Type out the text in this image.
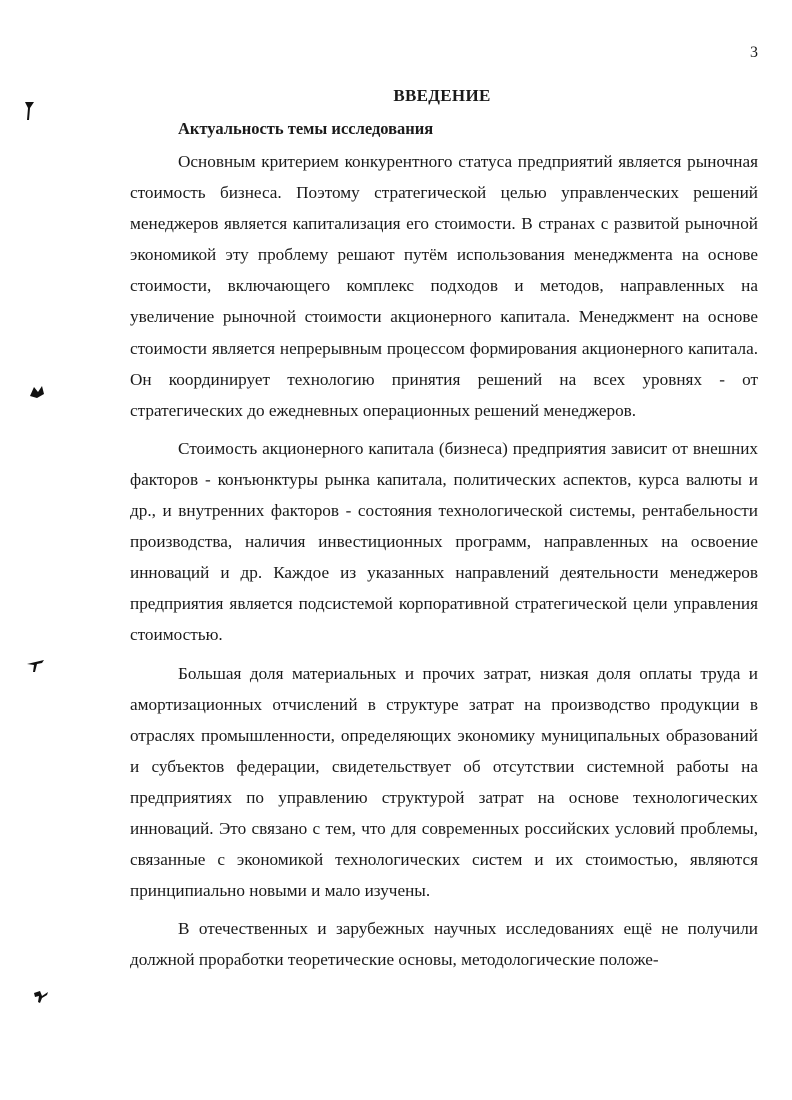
3
ВВЕДЕНИЕ
Актуальность темы исследования

Основным критерием конкурентного статуса предприятий является рыночная стоимость бизнеса. Поэтому стратегической целью управленческих решений менеджеров является капитализация его стоимости. В странах с развитой рыночной экономикой эту проблему решают путём использования менеджмента на основе стоимости, включающего комплекс подходов и методов, направленных на увеличение рыночной стоимости акционерного капитала. Менеджмент на основе стоимости является непрерывным процессом формирования акционерного капитала. Он координирует технологию принятия решений на всех уровнях - от стратегических до ежедневных операционных решений менеджеров.

Стоимость акционерного капитала (бизнеса) предприятия зависит от внешних факторов - конъюнктуры рынка капитала, политических аспектов, курса валюты и др., и внутренних факторов - состояния технологической системы, рентабельности производства, наличия инвестиционных программ, направленных на освоение инноваций и др. Каждое из указанных направлений деятельности менеджеров предприятия является подсистемой корпоративной стратегической цели управления стоимостью.

Большая доля материальных и прочих затрат, низкая доля оплаты труда и амортизационных отчислений в структуре затрат на производство продукции в отраслях промышленности, определяющих экономику муниципальных образований и субъектов федерации, свидетельствует об отсутствии системной работы на предприятиях по управлению структурой затрат на основе технологических инноваций. Это связано с тем, что для современных российских условий проблемы, связанные с экономикой технологических систем и их стоимостью, являются принципиально новыми и мало изучены.

В отечественных и зарубежных научных исследованиях ещё не получили должной проработки теоретические основы, методологические положе-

> _TO DO_
Copy the records word for word, leaving no picture in the copy.

> _FULL ANSWER_
Type out the text in this image.
3
ВВЕДЕНИЕ
Актуальность темы исследования

Основным критерием конкурентного статуса предприятий является рыночная стоимость бизнеса. Поэтому стратегической целью управленческих решений менеджеров является капитализация его стоимости. В странах с развитой рыночной экономикой эту проблему решают путём использования менеджмента на основе стоимости, включающего комплекс подходов и методов, направленных на увеличение рыночной стоимости акционерного капитала. Менеджмент на основе стоимости является непрерывным процессом формирования акционерного капитала. Он координирует технологию принятия решений на всех уровнях - от стратегических до ежедневных операционных решений менеджеров.

Стоимость акционерного капитала (бизнеса) предприятия зависит от внешних факторов - конъюнктуры рынка капитала, политических аспектов, курса валюты и др., и внутренних факторов - состояния технологической системы, рентабельности производства, наличия инвестиционных программ, направленных на освоение инноваций и др. Каждое из указанных направлений деятельности менеджеров предприятия является подсистемой корпоративной стратегической цели управления стоимостью.

Большая доля материальных и прочих затрат, низкая доля оплаты труда и амортизационных отчислений в структуре затрат на производство продукции в отраслях промышленности, определяющих экономику муниципальных образований и субъектов федерации, свидетельствует об отсутствии системной работы на предприятиях по управлению структурой затрат на основе технологических инноваций. Это связано с тем, что для современных российских условий проблемы, связанные с экономикой технологических систем и их стоимостью, являются принципиально новыми и мало изучены.

В отечественных и зарубежных научных исследованиях ещё не получили должной проработки теоретические основы, методологические положе-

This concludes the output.